From the entries below, copy out every line with "一般而言" in it.

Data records
== == ==

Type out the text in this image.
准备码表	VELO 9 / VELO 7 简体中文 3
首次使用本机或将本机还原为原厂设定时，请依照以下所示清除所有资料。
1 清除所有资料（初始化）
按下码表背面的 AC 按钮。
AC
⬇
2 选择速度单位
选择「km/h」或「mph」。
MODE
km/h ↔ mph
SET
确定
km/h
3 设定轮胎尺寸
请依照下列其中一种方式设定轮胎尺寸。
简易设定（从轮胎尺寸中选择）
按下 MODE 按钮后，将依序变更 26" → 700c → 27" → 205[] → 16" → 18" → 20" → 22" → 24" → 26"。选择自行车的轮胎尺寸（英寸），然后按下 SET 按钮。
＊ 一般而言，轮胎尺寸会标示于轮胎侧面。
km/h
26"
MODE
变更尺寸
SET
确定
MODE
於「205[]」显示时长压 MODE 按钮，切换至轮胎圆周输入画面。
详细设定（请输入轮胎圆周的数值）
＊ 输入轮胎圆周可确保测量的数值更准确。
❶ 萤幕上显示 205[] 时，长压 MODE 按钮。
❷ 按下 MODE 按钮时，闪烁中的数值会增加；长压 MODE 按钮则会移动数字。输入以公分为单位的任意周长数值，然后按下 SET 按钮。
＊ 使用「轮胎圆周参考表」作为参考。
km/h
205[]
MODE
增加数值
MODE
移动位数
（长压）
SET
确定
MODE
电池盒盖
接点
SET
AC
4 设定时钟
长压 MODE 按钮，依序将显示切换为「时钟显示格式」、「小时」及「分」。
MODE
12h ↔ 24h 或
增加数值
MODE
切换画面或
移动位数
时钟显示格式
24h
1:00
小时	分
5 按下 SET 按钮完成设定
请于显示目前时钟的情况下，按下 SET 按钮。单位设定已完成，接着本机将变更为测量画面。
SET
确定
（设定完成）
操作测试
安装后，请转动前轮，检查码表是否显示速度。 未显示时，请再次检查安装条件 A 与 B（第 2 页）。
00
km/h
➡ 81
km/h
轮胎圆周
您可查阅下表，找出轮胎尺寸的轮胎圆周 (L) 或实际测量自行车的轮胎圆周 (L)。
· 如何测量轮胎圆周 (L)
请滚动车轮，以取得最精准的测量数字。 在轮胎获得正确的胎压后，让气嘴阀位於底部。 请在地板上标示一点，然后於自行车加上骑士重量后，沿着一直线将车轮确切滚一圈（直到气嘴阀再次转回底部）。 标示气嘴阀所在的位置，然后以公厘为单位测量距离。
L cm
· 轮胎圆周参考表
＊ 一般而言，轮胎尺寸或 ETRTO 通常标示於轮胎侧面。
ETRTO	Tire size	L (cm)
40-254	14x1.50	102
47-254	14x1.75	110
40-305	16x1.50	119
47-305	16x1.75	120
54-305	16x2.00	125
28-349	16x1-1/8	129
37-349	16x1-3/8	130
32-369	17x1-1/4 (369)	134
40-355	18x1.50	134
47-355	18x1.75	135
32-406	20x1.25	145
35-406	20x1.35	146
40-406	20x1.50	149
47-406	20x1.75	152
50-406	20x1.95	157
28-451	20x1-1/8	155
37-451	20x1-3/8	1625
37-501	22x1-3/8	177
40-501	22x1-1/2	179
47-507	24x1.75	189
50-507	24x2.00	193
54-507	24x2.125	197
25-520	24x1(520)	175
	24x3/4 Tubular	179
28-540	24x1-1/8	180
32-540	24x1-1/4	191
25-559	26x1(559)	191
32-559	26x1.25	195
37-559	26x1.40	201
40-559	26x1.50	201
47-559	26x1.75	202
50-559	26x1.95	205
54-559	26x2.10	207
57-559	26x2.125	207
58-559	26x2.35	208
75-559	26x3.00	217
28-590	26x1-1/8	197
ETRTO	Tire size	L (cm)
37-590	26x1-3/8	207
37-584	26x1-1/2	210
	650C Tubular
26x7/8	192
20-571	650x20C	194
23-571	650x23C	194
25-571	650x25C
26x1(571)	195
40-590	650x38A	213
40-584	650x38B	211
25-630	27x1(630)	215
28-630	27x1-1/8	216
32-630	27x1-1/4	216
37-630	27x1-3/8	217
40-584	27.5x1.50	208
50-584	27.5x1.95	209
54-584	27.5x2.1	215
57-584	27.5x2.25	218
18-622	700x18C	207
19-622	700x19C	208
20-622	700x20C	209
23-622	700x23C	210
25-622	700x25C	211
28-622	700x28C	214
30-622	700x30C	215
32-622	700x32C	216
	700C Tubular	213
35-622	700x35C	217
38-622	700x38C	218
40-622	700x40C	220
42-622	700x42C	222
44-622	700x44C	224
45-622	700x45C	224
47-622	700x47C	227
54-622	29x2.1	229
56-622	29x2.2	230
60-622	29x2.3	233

== == ==

__RESULT__:
＊ 一般而言，轮胎尺寸会标示于轮胎侧面。
＊ 一般而言，轮胎尺寸或 ETRTO 通常标示於轮胎侧面。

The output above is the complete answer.